• _Task description_
Copy out all the lines of the data that hold the word "Larifari".

• _Records supplied_

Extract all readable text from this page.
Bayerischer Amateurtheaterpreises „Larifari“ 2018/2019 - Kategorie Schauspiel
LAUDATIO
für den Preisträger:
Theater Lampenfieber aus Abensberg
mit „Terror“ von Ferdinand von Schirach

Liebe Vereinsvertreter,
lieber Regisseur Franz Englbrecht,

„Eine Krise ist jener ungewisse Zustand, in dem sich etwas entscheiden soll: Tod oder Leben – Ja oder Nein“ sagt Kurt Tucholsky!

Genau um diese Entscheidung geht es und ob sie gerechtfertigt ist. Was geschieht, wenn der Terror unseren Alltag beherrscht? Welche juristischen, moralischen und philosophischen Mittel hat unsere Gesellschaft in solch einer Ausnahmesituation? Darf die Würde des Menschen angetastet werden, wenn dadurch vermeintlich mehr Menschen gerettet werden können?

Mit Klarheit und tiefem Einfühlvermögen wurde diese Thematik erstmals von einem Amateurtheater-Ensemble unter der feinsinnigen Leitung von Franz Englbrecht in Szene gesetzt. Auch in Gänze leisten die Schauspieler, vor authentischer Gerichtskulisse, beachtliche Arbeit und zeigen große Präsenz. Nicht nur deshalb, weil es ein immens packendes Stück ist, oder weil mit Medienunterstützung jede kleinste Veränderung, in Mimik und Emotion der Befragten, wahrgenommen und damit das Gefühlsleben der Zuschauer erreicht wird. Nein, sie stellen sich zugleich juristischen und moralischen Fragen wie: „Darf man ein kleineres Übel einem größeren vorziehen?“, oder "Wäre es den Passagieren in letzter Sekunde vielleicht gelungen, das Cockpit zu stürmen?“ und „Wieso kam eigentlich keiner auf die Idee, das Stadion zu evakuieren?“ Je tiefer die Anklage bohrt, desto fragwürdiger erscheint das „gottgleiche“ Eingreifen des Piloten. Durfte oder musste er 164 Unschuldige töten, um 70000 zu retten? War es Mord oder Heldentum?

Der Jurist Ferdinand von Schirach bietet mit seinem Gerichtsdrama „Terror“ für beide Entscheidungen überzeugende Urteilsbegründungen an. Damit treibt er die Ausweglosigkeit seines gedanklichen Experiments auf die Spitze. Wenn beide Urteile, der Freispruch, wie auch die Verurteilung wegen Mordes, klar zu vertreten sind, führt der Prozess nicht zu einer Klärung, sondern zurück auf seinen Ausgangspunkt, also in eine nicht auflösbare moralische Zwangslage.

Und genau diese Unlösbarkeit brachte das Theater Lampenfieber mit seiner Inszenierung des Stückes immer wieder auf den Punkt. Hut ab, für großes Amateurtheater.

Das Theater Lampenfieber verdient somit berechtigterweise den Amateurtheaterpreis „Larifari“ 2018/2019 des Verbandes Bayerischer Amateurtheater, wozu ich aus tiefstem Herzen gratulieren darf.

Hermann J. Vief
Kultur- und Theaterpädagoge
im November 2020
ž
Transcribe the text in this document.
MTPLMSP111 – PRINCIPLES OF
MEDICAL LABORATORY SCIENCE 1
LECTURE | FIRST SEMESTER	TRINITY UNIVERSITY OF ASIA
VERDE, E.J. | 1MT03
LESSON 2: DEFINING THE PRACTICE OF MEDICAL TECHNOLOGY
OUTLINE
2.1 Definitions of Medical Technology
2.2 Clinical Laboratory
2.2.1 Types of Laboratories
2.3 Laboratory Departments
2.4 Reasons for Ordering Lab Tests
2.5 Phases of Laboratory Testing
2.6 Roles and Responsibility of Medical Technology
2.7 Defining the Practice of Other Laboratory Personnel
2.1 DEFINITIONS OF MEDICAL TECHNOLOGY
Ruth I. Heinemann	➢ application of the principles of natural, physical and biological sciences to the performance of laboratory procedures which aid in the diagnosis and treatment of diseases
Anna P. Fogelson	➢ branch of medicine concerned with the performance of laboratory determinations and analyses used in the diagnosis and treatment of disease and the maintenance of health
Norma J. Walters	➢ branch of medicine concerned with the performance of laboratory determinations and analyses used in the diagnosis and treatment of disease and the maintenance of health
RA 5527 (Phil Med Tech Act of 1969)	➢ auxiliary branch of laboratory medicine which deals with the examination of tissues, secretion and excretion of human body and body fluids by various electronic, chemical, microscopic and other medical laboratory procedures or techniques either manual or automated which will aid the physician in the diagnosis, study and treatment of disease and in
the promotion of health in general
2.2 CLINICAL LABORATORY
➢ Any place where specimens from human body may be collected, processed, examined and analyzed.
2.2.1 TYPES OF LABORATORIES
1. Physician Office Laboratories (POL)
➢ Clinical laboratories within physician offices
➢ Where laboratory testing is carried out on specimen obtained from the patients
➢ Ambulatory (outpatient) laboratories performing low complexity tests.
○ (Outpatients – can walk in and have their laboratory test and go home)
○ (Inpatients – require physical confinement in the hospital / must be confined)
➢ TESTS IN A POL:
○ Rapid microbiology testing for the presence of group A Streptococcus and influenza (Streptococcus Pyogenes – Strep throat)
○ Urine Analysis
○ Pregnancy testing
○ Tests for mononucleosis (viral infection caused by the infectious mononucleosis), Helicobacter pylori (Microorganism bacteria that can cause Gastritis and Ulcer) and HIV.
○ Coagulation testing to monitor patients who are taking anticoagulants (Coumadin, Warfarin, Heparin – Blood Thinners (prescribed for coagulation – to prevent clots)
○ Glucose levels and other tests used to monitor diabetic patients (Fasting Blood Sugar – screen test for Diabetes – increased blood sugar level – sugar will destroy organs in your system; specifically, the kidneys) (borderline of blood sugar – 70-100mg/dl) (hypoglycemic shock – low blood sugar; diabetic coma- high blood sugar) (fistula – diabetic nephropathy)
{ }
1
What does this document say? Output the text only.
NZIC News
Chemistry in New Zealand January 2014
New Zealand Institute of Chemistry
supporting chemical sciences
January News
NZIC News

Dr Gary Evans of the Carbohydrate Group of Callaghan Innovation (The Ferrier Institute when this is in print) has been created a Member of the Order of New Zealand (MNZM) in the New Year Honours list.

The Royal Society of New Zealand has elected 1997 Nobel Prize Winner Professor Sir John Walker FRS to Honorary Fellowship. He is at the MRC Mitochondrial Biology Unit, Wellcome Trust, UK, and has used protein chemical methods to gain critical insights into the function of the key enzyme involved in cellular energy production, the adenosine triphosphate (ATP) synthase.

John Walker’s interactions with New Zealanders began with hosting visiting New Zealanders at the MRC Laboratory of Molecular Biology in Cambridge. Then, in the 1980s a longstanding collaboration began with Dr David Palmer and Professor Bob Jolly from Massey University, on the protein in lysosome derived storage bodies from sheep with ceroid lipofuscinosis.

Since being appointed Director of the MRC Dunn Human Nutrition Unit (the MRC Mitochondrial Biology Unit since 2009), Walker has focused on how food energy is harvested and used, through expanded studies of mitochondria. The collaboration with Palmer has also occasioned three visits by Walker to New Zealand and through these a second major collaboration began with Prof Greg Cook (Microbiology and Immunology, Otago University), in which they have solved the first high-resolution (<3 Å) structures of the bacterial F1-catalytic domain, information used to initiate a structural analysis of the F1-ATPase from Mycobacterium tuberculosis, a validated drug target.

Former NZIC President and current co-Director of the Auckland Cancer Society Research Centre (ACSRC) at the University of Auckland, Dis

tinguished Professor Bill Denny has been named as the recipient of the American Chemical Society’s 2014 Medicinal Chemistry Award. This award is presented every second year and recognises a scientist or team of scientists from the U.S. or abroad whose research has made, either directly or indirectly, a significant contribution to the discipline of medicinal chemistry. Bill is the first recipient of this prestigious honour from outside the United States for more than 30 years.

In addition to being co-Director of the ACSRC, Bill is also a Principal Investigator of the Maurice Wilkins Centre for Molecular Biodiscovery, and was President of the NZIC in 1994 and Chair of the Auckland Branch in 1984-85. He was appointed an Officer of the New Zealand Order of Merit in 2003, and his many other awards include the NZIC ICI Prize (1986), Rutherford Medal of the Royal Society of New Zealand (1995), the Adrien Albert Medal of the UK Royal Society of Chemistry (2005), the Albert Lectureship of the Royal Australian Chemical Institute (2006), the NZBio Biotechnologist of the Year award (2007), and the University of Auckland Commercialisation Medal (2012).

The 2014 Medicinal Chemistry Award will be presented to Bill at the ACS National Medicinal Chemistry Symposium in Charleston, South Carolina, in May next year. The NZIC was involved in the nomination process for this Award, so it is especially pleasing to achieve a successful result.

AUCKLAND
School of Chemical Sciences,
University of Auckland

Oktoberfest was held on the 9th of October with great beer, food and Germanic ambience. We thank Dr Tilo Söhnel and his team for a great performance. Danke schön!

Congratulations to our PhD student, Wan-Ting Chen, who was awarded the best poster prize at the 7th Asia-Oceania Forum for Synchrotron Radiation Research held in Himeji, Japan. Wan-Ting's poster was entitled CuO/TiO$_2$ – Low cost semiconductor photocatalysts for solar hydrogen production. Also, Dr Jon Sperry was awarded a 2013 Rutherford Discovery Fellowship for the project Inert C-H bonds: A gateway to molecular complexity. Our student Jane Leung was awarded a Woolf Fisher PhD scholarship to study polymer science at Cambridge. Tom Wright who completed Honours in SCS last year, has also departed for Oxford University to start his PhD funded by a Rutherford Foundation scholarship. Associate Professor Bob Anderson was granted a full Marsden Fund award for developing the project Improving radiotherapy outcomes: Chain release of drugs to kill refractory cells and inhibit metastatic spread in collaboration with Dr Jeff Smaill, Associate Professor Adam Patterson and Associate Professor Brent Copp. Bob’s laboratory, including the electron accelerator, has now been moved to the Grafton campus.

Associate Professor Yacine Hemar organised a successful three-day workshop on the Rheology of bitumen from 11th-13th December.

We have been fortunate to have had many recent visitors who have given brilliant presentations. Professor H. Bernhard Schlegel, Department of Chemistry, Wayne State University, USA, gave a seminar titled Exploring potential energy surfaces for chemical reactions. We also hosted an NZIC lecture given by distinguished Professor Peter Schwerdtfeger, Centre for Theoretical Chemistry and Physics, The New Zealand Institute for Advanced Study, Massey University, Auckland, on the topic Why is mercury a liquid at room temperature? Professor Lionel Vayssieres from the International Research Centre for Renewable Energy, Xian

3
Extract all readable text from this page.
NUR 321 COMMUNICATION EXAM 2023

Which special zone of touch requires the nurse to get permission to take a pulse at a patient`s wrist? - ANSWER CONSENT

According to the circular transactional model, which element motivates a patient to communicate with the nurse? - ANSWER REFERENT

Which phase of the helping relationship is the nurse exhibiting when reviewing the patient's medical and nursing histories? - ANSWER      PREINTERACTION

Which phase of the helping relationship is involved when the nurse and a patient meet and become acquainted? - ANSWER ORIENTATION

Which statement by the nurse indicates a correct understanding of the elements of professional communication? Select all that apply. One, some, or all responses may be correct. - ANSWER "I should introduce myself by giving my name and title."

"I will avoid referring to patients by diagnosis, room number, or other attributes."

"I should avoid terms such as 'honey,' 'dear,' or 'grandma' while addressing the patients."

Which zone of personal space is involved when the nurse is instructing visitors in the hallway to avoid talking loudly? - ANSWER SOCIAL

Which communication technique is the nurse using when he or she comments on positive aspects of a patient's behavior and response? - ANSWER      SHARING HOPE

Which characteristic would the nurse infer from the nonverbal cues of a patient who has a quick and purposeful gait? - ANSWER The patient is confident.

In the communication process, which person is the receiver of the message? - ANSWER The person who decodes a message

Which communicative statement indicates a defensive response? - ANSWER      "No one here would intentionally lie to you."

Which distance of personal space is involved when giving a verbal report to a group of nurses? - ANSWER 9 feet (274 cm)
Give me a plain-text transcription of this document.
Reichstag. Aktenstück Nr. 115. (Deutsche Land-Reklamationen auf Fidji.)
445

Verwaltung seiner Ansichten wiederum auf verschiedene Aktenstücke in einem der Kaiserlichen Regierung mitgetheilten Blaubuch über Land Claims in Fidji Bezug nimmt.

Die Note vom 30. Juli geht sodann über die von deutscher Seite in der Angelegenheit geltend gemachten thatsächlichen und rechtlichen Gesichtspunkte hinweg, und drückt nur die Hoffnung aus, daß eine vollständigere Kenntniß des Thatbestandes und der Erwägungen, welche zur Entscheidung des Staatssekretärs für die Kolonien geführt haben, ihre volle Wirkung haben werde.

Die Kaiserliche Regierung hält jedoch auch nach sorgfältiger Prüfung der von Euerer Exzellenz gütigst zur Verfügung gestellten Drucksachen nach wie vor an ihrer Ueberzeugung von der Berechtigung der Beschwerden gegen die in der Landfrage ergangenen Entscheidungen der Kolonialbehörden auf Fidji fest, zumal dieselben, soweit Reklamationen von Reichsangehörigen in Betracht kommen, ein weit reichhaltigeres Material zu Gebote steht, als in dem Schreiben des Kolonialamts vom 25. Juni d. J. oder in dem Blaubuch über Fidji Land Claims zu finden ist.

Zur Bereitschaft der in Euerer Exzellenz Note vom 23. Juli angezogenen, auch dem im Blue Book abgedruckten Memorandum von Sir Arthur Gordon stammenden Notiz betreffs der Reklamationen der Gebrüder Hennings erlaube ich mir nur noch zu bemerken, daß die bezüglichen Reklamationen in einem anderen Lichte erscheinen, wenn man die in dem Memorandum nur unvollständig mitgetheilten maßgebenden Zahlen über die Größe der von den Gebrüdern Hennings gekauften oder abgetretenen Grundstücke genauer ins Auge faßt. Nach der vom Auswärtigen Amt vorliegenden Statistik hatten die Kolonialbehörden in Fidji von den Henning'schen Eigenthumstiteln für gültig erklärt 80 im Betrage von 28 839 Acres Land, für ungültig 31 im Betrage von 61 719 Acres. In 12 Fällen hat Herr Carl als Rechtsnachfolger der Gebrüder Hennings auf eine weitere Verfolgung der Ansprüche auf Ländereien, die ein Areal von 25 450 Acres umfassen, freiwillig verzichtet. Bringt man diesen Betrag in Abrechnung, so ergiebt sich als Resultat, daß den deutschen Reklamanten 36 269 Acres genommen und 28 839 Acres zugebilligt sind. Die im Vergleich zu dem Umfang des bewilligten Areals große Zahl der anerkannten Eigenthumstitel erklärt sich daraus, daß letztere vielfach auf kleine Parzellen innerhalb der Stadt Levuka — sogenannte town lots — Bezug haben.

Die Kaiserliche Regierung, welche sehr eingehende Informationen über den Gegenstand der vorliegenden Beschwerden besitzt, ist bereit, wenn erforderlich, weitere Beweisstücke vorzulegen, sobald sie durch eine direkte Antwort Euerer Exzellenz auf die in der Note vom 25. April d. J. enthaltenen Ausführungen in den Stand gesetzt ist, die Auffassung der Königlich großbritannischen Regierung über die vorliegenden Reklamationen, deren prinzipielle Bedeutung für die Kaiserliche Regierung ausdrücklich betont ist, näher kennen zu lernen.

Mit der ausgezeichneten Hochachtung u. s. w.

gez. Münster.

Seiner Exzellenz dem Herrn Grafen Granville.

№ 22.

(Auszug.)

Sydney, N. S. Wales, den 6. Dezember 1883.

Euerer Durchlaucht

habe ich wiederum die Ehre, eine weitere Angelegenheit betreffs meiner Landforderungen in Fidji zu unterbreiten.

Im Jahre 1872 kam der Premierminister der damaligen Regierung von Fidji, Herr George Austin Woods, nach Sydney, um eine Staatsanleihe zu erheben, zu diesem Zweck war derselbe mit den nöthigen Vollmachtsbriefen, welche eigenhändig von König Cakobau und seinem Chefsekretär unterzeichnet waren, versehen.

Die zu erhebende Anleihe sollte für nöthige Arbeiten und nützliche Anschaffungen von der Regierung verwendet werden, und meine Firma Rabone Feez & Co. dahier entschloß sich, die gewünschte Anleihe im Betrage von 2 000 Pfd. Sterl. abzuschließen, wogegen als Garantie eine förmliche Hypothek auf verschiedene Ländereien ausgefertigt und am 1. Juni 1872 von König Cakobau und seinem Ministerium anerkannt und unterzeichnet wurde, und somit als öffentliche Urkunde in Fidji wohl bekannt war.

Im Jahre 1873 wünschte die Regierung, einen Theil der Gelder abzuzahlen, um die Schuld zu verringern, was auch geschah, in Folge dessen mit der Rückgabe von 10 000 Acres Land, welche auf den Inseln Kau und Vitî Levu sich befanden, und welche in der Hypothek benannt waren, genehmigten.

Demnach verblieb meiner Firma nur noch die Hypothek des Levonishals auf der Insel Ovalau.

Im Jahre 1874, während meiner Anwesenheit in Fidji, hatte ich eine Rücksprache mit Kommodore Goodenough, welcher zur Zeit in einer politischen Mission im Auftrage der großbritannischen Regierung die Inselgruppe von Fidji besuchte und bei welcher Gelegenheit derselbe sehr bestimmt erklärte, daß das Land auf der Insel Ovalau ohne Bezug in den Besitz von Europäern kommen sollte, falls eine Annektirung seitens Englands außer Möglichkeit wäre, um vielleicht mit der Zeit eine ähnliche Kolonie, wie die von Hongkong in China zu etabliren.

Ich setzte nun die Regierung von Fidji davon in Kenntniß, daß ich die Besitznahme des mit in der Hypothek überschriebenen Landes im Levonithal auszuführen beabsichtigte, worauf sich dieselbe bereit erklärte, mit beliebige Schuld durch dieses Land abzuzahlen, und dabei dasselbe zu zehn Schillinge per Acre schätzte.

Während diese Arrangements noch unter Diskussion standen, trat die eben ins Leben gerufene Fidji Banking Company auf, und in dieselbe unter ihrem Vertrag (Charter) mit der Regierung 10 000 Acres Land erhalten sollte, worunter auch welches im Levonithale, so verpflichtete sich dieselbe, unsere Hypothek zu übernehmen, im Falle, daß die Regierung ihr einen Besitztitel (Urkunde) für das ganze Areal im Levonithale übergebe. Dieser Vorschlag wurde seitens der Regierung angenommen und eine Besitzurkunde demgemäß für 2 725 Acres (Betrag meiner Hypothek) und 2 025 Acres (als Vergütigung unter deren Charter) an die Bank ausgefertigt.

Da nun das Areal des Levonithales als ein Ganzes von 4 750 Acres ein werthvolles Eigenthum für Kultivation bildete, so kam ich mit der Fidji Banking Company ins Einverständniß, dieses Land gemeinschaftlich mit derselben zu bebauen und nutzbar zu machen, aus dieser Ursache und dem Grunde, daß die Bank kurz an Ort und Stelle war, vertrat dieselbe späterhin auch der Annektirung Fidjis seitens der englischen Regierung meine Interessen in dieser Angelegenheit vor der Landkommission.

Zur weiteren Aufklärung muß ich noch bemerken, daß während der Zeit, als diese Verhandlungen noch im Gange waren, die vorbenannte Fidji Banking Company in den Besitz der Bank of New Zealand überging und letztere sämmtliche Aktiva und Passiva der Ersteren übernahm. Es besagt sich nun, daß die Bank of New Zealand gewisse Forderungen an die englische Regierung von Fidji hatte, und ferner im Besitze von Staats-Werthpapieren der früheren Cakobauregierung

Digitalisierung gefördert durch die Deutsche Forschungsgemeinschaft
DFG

• _Answer_
Bayerischer Amateurtheaterpreises „Larifari“ 2018/2019 - Kategorie Schauspiel
Das Theater Lampenfieber verdient somit berechtigterweise den Amateurtheaterpreis „Larifari“ 2018/2019 des Verbandes Bayerischer Amateurtheater, wozu ich aus tiefstem Herzen gratulieren darf.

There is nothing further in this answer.